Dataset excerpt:
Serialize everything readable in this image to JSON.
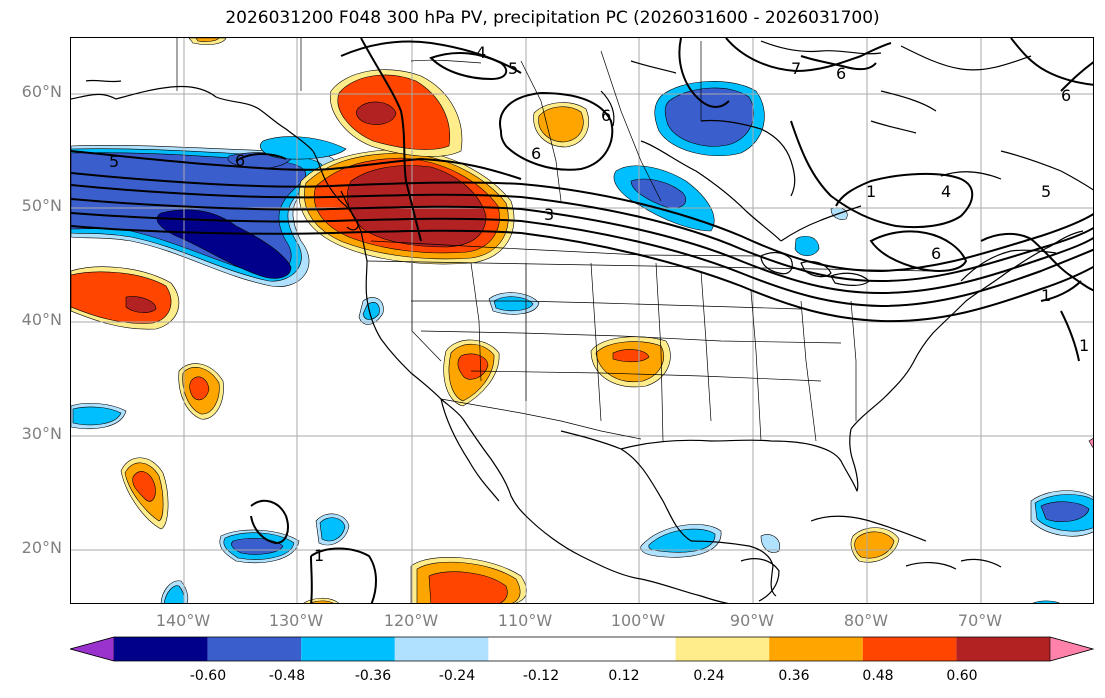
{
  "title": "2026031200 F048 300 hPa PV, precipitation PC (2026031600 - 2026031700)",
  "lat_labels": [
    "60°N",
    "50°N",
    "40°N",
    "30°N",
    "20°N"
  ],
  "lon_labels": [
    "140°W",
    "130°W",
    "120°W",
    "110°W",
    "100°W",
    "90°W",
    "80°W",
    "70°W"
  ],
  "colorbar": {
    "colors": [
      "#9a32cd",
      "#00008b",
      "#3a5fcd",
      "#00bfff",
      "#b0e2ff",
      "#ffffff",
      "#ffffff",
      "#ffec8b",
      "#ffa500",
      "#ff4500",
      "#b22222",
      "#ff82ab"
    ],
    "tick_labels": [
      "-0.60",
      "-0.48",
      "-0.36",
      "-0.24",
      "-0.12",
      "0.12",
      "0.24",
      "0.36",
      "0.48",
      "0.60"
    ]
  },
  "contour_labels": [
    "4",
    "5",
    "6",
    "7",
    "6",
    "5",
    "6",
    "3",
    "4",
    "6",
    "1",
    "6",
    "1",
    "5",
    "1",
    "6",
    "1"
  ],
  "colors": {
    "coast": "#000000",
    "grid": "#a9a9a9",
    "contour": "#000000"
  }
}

==

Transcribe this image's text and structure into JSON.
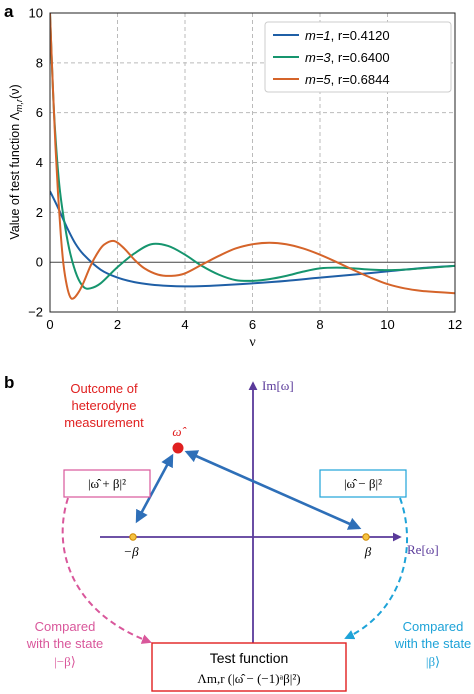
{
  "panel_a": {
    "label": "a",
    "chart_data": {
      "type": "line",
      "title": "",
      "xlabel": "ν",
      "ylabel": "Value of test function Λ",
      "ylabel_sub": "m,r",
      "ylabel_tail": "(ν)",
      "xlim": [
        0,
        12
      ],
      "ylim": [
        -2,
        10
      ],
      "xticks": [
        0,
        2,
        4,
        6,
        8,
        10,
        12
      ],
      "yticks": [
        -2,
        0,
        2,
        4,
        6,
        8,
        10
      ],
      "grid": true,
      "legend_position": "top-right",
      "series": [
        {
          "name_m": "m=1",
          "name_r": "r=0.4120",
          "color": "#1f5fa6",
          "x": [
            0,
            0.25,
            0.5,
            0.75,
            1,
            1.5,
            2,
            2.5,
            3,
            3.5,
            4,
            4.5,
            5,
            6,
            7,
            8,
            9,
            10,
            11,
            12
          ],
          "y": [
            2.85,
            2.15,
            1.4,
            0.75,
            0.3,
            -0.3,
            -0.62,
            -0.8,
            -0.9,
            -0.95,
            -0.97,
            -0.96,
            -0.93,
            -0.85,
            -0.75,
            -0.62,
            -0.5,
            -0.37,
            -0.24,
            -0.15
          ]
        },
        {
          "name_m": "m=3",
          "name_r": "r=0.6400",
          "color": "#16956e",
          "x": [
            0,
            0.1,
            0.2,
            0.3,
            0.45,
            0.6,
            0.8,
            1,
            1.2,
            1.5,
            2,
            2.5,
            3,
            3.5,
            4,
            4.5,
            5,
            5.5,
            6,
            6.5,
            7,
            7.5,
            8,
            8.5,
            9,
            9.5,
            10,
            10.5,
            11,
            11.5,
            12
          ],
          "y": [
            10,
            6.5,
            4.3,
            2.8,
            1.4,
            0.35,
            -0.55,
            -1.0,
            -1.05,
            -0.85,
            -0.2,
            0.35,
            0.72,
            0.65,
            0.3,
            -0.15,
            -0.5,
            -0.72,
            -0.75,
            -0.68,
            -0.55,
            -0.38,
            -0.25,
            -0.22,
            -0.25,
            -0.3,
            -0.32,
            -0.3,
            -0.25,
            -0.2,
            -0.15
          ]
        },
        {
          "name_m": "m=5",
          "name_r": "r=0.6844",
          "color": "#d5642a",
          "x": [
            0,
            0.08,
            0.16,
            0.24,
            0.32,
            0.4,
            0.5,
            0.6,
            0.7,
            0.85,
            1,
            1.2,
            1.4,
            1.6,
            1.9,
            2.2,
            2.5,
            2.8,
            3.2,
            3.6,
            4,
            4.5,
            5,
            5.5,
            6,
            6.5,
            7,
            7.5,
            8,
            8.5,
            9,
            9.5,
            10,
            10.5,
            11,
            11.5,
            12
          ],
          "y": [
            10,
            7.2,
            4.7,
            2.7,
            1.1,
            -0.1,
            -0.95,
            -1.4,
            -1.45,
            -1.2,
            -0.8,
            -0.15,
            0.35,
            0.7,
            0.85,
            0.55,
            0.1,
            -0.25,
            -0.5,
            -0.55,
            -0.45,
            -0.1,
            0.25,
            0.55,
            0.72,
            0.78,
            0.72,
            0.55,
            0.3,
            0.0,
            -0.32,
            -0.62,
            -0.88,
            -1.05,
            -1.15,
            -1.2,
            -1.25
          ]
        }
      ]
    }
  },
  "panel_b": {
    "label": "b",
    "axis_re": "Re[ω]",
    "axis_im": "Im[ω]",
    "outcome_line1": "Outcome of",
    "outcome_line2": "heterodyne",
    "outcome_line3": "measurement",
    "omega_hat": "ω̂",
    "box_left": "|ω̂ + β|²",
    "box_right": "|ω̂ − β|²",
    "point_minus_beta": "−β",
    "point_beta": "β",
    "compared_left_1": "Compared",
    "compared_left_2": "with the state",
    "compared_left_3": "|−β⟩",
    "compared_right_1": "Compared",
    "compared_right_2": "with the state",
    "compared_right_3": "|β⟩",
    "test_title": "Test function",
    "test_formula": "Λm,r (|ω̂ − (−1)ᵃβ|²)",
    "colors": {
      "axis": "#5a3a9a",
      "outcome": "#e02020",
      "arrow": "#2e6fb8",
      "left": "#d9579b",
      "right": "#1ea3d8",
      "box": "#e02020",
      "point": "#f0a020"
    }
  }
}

- _WHAT YOU WILL DO_
Select every line of the material above holding the word "with" and copy it.

- _ANSWER_
    "compared_left_2": "with the state",
    "compared_right_2": "with the state",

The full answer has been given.